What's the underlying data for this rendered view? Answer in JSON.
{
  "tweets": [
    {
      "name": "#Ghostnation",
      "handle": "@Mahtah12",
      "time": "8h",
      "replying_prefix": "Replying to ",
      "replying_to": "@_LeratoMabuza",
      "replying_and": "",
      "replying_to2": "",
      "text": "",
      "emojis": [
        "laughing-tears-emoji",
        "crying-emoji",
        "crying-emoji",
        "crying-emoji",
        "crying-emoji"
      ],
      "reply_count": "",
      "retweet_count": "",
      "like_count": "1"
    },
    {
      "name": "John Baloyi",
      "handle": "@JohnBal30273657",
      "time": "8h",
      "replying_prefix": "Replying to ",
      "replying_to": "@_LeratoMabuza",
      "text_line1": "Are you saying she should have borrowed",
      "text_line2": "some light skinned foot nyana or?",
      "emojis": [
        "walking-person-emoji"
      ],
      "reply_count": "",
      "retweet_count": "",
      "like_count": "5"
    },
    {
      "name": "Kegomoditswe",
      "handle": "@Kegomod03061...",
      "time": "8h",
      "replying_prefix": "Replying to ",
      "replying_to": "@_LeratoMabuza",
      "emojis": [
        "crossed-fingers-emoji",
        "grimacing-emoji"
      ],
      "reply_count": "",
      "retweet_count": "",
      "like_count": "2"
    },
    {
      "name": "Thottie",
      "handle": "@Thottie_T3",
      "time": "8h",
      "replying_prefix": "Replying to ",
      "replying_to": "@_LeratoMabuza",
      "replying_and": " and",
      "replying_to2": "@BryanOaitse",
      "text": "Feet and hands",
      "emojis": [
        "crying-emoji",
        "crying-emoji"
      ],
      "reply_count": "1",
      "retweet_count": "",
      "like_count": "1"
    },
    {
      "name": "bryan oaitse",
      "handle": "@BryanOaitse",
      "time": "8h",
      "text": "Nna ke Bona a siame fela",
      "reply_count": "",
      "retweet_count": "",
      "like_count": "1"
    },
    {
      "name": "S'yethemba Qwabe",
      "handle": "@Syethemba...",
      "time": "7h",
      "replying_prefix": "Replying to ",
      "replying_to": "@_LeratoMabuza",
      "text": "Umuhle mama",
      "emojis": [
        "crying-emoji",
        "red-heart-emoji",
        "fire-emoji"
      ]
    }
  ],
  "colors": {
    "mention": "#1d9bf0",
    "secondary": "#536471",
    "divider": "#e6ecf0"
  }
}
+ + + + +
What the exercise asks
Print the material once more, exactly.

Task output
What's the underlying data for this rendered view? Answer in JSON.
{
  "tweets": [
    {
      "name": "#Ghostnation",
      "handle": "@Mahtah12",
      "time": "8h",
      "replying_prefix": "Replying to ",
      "replying_to": "@_LeratoMabuza",
      "replying_and": "",
      "replying_to2": "",
      "text": "",
      "emojis": [
        "laughing-tears-emoji",
        "crying-emoji",
        "crying-emoji",
        "crying-emoji",
        "crying-emoji"
      ],
      "reply_count": "",
      "retweet_count": "",
      "like_count": "1"
    },
    {
      "name": "John Baloyi",
      "handle": "@JohnBal30273657",
      "time": "8h",
      "replying_prefix": "Replying to ",
      "replying_to": "@_LeratoMabuza",
      "text_line1": "Are you saying she should have borrowed",
      "text_line2": "some light skinned foot nyana or?",
      "emojis": [
        "walking-person-emoji"
      ],
      "reply_count": "",
      "retweet_count": "",
      "like_count": "5"
    },
    {
      "name": "Kegomoditswe",
      "handle": "@Kegomod03061...",
      "time": "8h",
      "replying_prefix": "Replying to ",
      "replying_to": "@_LeratoMabuza",
      "emojis": [
        "crossed-fingers-emoji",
        "grimacing-emoji"
      ],
      "reply_count": "",
      "retweet_count": "",
      "like_count": "2"
    },
    {
      "name": "Thottie",
      "handle": "@Thottie_T3",
      "time": "8h",
      "replying_prefix": "Replying to ",
      "replying_to": "@_LeratoMabuza",
      "replying_and": " and",
      "replying_to2": "@BryanOaitse",
      "text": "Feet and hands",
      "emojis": [
        "crying-emoji",
        "crying-emoji"
      ],
      "reply_count": "1",
      "retweet_count": "",
      "like_count": "1"
    },
    {
      "name": "bryan oaitse",
      "handle": "@BryanOaitse",
      "time": "8h",
      "text": "Nna ke Bona a siame fela",
      "reply_count": "",
      "retweet_count": "",
      "like_count": "1"
    },
    {
      "name": "S'yethemba Qwabe",
      "handle": "@Syethemba...",
      "time": "7h",
      "replying_prefix": "Replying to ",
      "replying_to": "@_LeratoMabuza",
      "text": "Umuhle mama",
      "emojis": [
        "crying-emoji",
        "red-heart-emoji",
        "fire-emoji"
      ]
    }
  ],
  "colors": {
    "mention": "#1d9bf0",
    "secondary": "#536471",
    "divider": "#e6ecf0"
  }
}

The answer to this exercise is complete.